=== INFORMATION SHOWN ===

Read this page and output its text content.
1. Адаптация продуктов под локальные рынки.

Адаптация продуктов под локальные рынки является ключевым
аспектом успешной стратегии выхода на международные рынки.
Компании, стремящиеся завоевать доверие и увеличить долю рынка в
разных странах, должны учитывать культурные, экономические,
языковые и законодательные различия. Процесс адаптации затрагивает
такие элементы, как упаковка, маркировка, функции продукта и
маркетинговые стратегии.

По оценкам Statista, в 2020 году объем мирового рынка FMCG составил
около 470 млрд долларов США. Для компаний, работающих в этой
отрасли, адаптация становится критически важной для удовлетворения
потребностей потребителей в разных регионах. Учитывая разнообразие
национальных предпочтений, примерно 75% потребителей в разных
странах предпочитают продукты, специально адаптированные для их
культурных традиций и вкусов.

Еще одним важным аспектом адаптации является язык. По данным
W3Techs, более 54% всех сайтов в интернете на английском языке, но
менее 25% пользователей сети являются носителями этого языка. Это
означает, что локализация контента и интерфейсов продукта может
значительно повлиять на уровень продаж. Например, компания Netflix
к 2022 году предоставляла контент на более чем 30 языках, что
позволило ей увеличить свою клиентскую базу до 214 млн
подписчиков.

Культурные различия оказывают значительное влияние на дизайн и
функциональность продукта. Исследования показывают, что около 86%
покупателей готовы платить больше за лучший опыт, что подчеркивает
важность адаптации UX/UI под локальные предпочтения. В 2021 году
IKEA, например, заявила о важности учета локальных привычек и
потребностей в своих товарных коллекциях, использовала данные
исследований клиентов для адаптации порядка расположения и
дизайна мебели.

===

* **DESCRIPTION OF THE TASK**: Say how many lines of the data include the word "разных". Nothing other than the number should be given.

* **TASK ANSWER**: 3